>> Start Available records

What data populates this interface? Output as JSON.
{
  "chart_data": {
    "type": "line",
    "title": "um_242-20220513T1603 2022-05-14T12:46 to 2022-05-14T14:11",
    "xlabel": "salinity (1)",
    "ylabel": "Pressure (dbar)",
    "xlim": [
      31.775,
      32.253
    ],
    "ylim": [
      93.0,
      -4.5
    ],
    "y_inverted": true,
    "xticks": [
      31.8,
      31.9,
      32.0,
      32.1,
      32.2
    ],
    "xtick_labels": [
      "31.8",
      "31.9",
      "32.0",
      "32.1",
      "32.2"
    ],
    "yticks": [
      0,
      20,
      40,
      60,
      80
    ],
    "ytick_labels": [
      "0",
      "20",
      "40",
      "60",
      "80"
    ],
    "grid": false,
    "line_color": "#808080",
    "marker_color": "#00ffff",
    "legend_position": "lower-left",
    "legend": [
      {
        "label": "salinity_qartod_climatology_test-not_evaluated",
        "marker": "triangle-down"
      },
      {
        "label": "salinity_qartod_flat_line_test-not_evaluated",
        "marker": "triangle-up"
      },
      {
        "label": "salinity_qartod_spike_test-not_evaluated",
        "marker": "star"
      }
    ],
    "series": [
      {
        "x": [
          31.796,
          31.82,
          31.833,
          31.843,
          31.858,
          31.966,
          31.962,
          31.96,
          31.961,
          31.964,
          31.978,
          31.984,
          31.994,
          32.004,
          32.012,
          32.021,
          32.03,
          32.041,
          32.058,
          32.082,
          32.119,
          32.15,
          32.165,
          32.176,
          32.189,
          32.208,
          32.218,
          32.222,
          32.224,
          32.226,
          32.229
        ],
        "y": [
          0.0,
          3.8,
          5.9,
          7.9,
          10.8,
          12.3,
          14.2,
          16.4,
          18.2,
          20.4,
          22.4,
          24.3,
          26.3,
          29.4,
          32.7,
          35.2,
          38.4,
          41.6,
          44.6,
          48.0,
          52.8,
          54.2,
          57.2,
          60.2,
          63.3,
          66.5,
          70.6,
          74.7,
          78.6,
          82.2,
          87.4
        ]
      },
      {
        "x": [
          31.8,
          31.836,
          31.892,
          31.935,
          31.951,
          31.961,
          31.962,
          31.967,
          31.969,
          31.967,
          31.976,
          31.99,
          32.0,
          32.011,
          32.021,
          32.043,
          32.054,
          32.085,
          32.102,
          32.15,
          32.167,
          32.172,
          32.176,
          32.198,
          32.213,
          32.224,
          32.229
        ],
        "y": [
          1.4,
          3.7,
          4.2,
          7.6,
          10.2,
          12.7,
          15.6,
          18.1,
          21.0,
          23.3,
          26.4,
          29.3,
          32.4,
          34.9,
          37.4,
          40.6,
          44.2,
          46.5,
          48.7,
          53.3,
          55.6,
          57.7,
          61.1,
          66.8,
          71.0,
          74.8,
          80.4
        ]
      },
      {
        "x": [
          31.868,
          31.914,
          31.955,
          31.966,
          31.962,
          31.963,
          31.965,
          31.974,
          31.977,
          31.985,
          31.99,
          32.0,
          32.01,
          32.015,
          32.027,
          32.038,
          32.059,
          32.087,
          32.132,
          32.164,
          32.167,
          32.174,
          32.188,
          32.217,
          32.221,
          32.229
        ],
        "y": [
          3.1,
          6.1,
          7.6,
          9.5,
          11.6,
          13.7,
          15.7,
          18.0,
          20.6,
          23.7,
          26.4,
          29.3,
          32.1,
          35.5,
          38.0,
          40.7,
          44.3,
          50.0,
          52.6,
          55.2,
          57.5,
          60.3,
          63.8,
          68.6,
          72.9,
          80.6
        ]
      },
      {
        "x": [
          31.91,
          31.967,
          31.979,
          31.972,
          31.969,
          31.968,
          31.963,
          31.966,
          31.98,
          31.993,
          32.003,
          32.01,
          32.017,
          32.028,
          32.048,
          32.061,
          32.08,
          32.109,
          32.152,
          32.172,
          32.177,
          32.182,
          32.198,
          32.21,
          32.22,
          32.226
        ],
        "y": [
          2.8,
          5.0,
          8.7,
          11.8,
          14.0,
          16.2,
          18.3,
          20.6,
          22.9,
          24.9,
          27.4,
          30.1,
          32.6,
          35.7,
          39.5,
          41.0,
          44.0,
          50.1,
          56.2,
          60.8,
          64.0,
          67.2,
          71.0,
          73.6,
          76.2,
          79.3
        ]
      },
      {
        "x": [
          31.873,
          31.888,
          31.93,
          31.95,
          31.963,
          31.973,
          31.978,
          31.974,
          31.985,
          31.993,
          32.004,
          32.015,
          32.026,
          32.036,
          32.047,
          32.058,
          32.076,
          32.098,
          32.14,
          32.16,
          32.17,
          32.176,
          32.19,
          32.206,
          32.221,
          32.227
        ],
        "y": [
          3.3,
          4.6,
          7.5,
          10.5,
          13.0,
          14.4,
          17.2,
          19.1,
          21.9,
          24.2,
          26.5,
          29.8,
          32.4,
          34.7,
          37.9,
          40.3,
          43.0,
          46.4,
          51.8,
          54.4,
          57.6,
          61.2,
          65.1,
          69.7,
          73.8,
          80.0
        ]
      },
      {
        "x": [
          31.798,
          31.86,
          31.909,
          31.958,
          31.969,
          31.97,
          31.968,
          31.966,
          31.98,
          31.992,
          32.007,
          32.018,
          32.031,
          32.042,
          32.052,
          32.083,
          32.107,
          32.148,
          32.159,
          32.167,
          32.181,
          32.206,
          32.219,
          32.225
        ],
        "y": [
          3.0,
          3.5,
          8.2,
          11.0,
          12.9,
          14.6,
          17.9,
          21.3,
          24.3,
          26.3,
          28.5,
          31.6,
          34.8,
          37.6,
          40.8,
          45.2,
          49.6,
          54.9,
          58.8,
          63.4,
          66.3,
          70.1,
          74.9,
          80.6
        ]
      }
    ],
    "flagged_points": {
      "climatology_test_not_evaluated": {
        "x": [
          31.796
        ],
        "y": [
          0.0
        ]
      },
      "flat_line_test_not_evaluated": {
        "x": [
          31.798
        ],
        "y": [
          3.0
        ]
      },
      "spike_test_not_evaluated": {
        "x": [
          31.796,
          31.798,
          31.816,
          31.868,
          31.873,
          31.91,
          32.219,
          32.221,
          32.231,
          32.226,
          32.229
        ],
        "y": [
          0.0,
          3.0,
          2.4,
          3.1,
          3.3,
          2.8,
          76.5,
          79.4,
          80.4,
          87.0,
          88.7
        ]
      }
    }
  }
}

>> End Available records

* **Written task**
Retype all of the material above with every character intact.

* **Written reply**
What data populates this interface? Output as JSON.
{
  "chart_data": {
    "type": "line",
    "title": "um_242-20220513T1603 2022-05-14T12:46 to 2022-05-14T14:11",
    "xlabel": "salinity (1)",
    "ylabel": "Pressure (dbar)",
    "xlim": [
      31.775,
      32.253
    ],
    "ylim": [
      93.0,
      -4.5
    ],
    "y_inverted": true,
    "xticks": [
      31.8,
      31.9,
      32.0,
      32.1,
      32.2
    ],
    "xtick_labels": [
      "31.8",
      "31.9",
      "32.0",
      "32.1",
      "32.2"
    ],
    "yticks": [
      0,
      20,
      40,
      60,
      80
    ],
    "ytick_labels": [
      "0",
      "20",
      "40",
      "60",
      "80"
    ],
    "grid": false,
    "line_color": "#808080",
    "marker_color": "#00ffff",
    "legend_position": "lower-left",
    "legend": [
      {
        "label": "salinity_qartod_climatology_test-not_evaluated",
        "marker": "triangle-down"
      },
      {
        "label": "salinity_qartod_flat_line_test-not_evaluated",
        "marker": "triangle-up"
      },
      {
        "label": "salinity_qartod_spike_test-not_evaluated",
        "marker": "star"
      }
    ],
    "series": [
      {
        "x": [
          31.796,
          31.82,
          31.833,
          31.843,
          31.858,
          31.966,
          31.962,
          31.96,
          31.961,
          31.964,
          31.978,
          31.984,
          31.994,
          32.004,
          32.012,
          32.021,
          32.03,
          32.041,
          32.058,
          32.082,
          32.119,
          32.15,
          32.165,
          32.176,
          32.189,
          32.208,
          32.218,
          32.222,
          32.224,
          32.226,
          32.229
        ],
        "y": [
          0.0,
          3.8,
          5.9,
          7.9,
          10.8,
          12.3,
          14.2,
          16.4,
          18.2,
          20.4,
          22.4,
          24.3,
          26.3,
          29.4,
          32.7,
          35.2,
          38.4,
          41.6,
          44.6,
          48.0,
          52.8,
          54.2,
          57.2,
          60.2,
          63.3,
          66.5,
          70.6,
          74.7,
          78.6,
          82.2,
          87.4
        ]
      },
      {
        "x": [
          31.8,
          31.836,
          31.892,
          31.935,
          31.951,
          31.961,
          31.962,
          31.967,
          31.969,
          31.967,
          31.976,
          31.99,
          32.0,
          32.011,
          32.021,
          32.043,
          32.054,
          32.085,
          32.102,
          32.15,
          32.167,
          32.172,
          32.176,
          32.198,
          32.213,
          32.224,
          32.229
        ],
        "y": [
          1.4,
          3.7,
          4.2,
          7.6,
          10.2,
          12.7,
          15.6,
          18.1,
          21.0,
          23.3,
          26.4,
          29.3,
          32.4,
          34.9,
          37.4,
          40.6,
          44.2,
          46.5,
          48.7,
          53.3,
          55.6,
          57.7,
          61.1,
          66.8,
          71.0,
          74.8,
          80.4
        ]
      },
      {
        "x": [
          31.868,
          31.914,
          31.955,
          31.966,
          31.962,
          31.963,
          31.965,
          31.974,
          31.977,
          31.985,
          31.99,
          32.0,
          32.01,
          32.015,
          32.027,
          32.038,
          32.059,
          32.087,
          32.132,
          32.164,
          32.167,
          32.174,
          32.188,
          32.217,
          32.221,
          32.229
        ],
        "y": [
          3.1,
          6.1,
          7.6,
          9.5,
          11.6,
          13.7,
          15.7,
          18.0,
          20.6,
          23.7,
          26.4,
          29.3,
          32.1,
          35.5,
          38.0,
          40.7,
          44.3,
          50.0,
          52.6,
          55.2,
          57.5,
          60.3,
          63.8,
          68.6,
          72.9,
          80.6
        ]
      },
      {
        "x": [
          31.91,
          31.967,
          31.979,
          31.972,
          31.969,
          31.968,
          31.963,
          31.966,
          31.98,
          31.993,
          32.003,
          32.01,
          32.017,
          32.028,
          32.048,
          32.061,
          32.08,
          32.109,
          32.152,
          32.172,
          32.177,
          32.182,
          32.198,
          32.21,
          32.22,
          32.226
        ],
        "y": [
          2.8,
          5.0,
          8.7,
          11.8,
          14.0,
          16.2,
          18.3,
          20.6,
          22.9,
          24.9,
          27.4,
          30.1,
          32.6,
          35.7,
          39.5,
          41.0,
          44.0,
          50.1,
          56.2,
          60.8,
          64.0,
          67.2,
          71.0,
          73.6,
          76.2,
          79.3
        ]
      },
      {
        "x": [
          31.873,
          31.888,
          31.93,
          31.95,
          31.963,
          31.973,
          31.978,
          31.974,
          31.985,
          31.993,
          32.004,
          32.015,
          32.026,
          32.036,
          32.047,
          32.058,
          32.076,
          32.098,
          32.14,
          32.16,
          32.17,
          32.176,
          32.19,
          32.206,
          32.221,
          32.227
        ],
        "y": [
          3.3,
          4.6,
          7.5,
          10.5,
          13.0,
          14.4,
          17.2,
          19.1,
          21.9,
          24.2,
          26.5,
          29.8,
          32.4,
          34.7,
          37.9,
          40.3,
          43.0,
          46.4,
          51.8,
          54.4,
          57.6,
          61.2,
          65.1,
          69.7,
          73.8,
          80.0
        ]
      },
      {
        "x": [
          31.798,
          31.86,
          31.909,
          31.958,
          31.969,
          31.97,
          31.968,
          31.966,
          31.98,
          31.992,
          32.007,
          32.018,
          32.031,
          32.042,
          32.052,
          32.083,
          32.107,
          32.148,
          32.159,
          32.167,
          32.181,
          32.206,
          32.219,
          32.225
        ],
        "y": [
          3.0,
          3.5,
          8.2,
          11.0,
          12.9,
          14.6,
          17.9,
          21.3,
          24.3,
          26.3,
          28.5,
          31.6,
          34.8,
          37.6,
          40.8,
          45.2,
          49.6,
          54.9,
          58.8,
          63.4,
          66.3,
          70.1,
          74.9,
          80.6
        ]
      }
    ],
    "flagged_points": {
      "climatology_test_not_evaluated": {
        "x": [
          31.796
        ],
        "y": [
          0.0
        ]
      },
      "flat_line_test_not_evaluated": {
        "x": [
          31.798
        ],
        "y": [
          3.0
        ]
      },
      "spike_test_not_evaluated": {
        "x": [
          31.796,
          31.798,
          31.816,
          31.868,
          31.873,
          31.91,
          32.219,
          32.221,
          32.231,
          32.226,
          32.229
        ],
        "y": [
          0.0,
          3.0,
          2.4,
          3.1,
          3.3,
          2.8,
          76.5,
          79.4,
          80.4,
          87.0,
          88.7
        ]
      }
    }
  }
}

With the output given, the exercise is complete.